It’s Bessen’s demand story, once again: Technology makes it easier to achieve or surpass the same level of quality around the home—and as a result, demand for chores skyrockets. The individual task of cooking or doing laundry becomes easier, but suddenly the palates are more discerning and the piles of dirty clothes are mounting.
The rising expectations that can accompany the adoption of supposedly labor-saving tech are not just ironic and frustrating, but sometimes dangerous too.
A 2020 report from The Center for Investigative Reporting's Reveal publication found that, among the most common type of Amazon warehouse, those with robots had a 50% higher serious injury rate than those without robots.
Amazon didn’t return our request for comment, though a spokesperson previously told the BBC that the high rates of injury were the result of encouraging workers to report even minor incidents.
While that could explain why Amazon has a higher injury rate than the industry average—which it does—it fails to explain why their robotized warehouses see around 9 injuries per 100 workers, while their regular warehouses see around 6 per 100 workers.

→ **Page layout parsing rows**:
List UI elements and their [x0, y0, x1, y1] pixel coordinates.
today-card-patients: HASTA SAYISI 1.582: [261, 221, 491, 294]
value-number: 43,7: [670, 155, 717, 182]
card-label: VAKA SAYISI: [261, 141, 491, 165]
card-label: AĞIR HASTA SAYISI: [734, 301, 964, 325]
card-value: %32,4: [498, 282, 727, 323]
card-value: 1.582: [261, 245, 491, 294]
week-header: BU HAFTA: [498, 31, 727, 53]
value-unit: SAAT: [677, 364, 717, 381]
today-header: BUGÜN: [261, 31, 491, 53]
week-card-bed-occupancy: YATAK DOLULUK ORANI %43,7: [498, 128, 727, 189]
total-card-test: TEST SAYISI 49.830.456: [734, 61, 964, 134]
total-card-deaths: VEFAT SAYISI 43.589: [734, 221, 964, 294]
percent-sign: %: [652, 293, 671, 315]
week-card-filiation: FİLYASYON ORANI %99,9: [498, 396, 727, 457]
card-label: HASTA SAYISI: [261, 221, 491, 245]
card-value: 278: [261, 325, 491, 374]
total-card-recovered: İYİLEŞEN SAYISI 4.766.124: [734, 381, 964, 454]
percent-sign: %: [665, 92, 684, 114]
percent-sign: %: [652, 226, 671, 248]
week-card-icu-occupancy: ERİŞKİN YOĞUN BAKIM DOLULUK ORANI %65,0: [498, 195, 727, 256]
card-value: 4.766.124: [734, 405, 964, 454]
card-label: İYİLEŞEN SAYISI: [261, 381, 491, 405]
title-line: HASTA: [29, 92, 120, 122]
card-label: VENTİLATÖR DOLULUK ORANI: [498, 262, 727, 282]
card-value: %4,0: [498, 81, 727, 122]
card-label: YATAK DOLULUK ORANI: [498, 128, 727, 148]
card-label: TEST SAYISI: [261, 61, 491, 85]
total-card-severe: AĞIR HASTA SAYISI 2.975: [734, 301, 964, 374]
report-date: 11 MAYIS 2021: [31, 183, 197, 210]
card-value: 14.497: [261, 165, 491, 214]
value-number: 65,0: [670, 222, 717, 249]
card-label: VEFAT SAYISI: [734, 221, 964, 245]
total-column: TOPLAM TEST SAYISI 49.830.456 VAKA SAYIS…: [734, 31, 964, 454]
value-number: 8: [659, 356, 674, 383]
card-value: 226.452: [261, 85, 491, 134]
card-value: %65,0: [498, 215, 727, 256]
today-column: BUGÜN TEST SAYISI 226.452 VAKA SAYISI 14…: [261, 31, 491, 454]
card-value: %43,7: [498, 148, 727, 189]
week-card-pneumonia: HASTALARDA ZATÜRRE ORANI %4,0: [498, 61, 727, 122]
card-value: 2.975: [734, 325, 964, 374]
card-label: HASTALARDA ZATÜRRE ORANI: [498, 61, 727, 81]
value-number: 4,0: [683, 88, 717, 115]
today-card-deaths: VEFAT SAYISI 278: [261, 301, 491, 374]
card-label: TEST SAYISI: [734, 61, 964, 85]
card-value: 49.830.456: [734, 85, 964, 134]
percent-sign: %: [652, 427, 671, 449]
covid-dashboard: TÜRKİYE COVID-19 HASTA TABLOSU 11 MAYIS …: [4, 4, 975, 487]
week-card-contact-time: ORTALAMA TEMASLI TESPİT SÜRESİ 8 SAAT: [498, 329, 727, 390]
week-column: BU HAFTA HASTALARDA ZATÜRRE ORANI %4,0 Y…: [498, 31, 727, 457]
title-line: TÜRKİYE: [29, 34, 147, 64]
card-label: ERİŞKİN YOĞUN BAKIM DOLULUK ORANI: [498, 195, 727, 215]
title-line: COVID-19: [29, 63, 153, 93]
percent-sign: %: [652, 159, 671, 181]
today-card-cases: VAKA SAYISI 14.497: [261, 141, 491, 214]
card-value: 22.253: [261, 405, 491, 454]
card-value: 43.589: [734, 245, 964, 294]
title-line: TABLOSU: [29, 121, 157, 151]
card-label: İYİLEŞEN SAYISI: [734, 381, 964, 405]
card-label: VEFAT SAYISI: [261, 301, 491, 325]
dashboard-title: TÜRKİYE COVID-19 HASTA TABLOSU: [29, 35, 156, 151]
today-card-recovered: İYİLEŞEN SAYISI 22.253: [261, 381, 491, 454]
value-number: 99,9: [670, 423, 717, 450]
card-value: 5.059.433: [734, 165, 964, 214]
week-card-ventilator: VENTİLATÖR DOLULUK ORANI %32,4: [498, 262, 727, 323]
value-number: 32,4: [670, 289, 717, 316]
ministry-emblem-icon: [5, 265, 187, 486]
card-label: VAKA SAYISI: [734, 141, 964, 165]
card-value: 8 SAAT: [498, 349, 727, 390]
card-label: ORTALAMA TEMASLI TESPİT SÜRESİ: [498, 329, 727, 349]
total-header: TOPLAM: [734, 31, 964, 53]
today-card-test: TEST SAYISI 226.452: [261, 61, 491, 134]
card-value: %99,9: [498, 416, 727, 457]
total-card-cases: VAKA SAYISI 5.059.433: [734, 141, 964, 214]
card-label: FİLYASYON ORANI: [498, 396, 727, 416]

→ **The task**:
According to the excerpt on labor-saving technology, how much higher was the serious injury rate at Amazon warehouses with robots than at those without robots?

→ **Output for this exercise**:
It was 50% higher among the most common type of Amazon warehouse.